- **EXERCISE BRIEF**
Make an exact copy of all the entries, but do not reproduce the pictures.
** start of RECORDS **
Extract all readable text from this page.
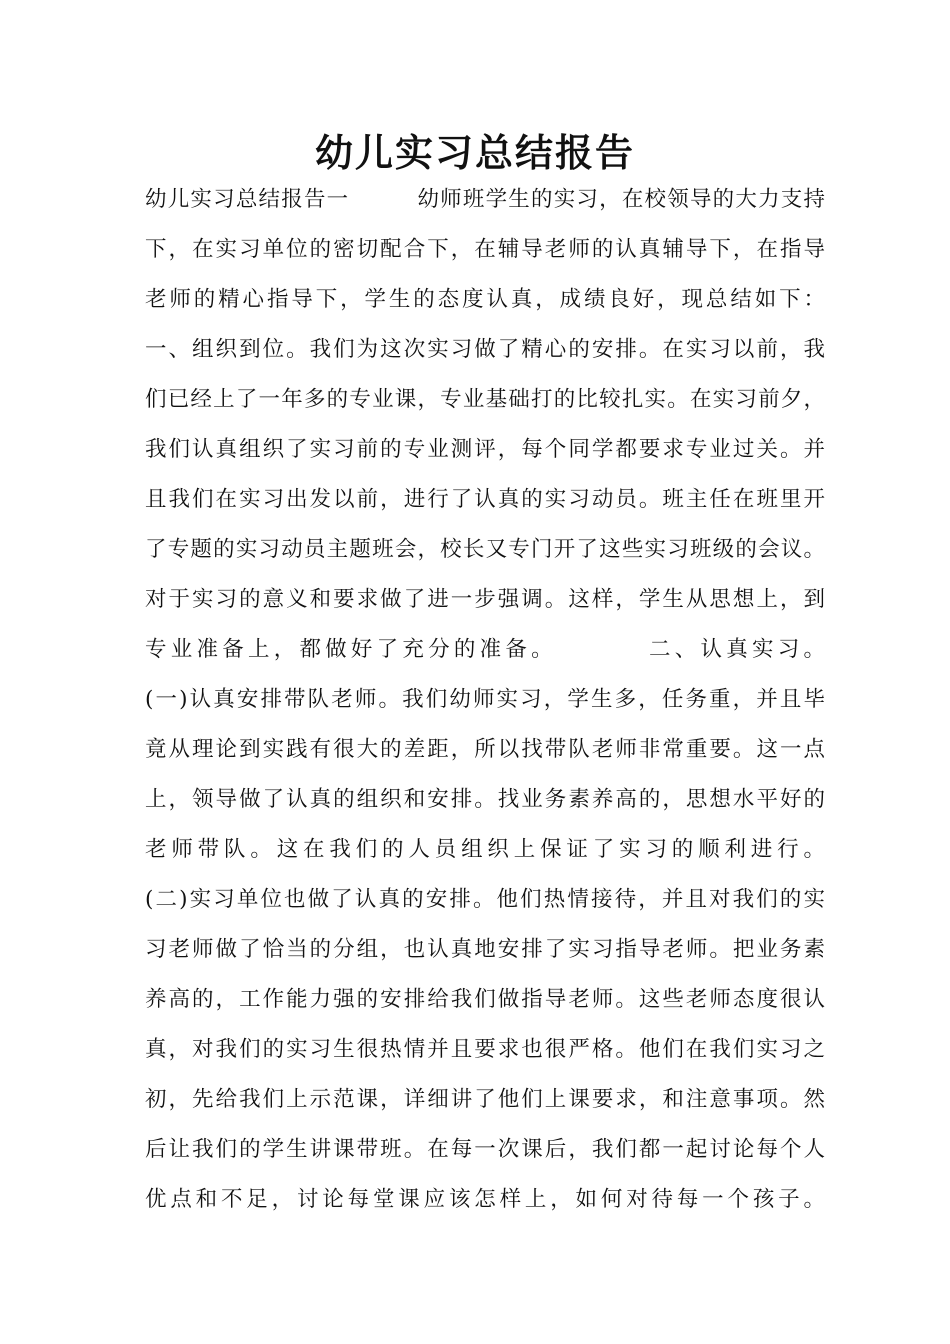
幼儿实习总结报告
幼儿实习总结报告一　　　幼师班学生的实习，在校领导的大力支持
下，在实习单位的密切配合下，在辅导老师的认真辅导下，在指导
老师的精心指导下，学生的态度认真，成绩良好，现总结如下：
一、组织到位。我们为这次实习做了精心的安排。在实习以前，我
们已经上了一年多的专业课，专业基础打的比较扎实。在实习前夕，
我们认真组织了实习前的专业测评，每个同学都要求专业过关。并
且我们在实习出发以前，进行了认真的实习动员。班主任在班里开
了专题的实习动员主题班会，校长又专门开了这些实习班级的会议。
对于实习的意义和要求做了进一步强调。这样，学生从思想上，到
专业准备上，都做好了充分的准备。　　　　二、认真实习。
(一)认真安排带队老师。我们幼师实习，学生多，任务重，并且毕
竟从理论到实践有很大的差距，所以找带队老师非常重要。这一点
上，领导做了认真的组织和安排。找业务素养高的，思想水平好的
老师带队。这在我们的人员组织上保证了实习的顺利进行。
(二)实习单位也做了认真的安排。他们热情接待，并且对我们的实
习老师做了恰当的分组，也认真地安排了实习指导老师。把业务素
养高的，工作能力强的安排给我们做指导老师。这些老师态度很认
真，对我们的实习生很热情并且要求也很严格。他们在我们实习之
初，先给我们上示范课，详细讲了他们上课要求，和注意事项。然
后让我们的学生讲课带班。在每一次课后，我们都一起讨论每个人
优点和不足，讨论每堂课应该怎样上，如何对待每一个孩子。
** end of RECORDS **
- **RESPONSE**
Extract all readable text from this page.
幼儿实习总结报告
幼儿实习总结报告一　　　幼师班学生的实习，在校领导的大力支持
下，在实习单位的密切配合下，在辅导老师的认真辅导下，在指导
老师的精心指导下，学生的态度认真，成绩良好，现总结如下：
一、组织到位。我们为这次实习做了精心的安排。在实习以前，我
们已经上了一年多的专业课，专业基础打的比较扎实。在实习前夕，
我们认真组织了实习前的专业测评，每个同学都要求专业过关。并
且我们在实习出发以前，进行了认真的实习动员。班主任在班里开
了专题的实习动员主题班会，校长又专门开了这些实习班级的会议。
对于实习的意义和要求做了进一步强调。这样，学生从思想上，到
专业准备上，都做好了充分的准备。　　　　二、认真实习。
(一)认真安排带队老师。我们幼师实习，学生多，任务重，并且毕
竟从理论到实践有很大的差距，所以找带队老师非常重要。这一点
上，领导做了认真的组织和安排。找业务素养高的，思想水平好的
老师带队。这在我们的人员组织上保证了实习的顺利进行。
(二)实习单位也做了认真的安排。他们热情接待，并且对我们的实
习老师做了恰当的分组，也认真地安排了实习指导老师。把业务素
养高的，工作能力强的安排给我们做指导老师。这些老师态度很认
真，对我们的实习生很热情并且要求也很严格。他们在我们实习之
初，先给我们上示范课，详细讲了他们上课要求，和注意事项。然
后让我们的学生讲课带班。在每一次课后，我们都一起讨论每个人
优点和不足，讨论每堂课应该怎样上，如何对待每一个孩子。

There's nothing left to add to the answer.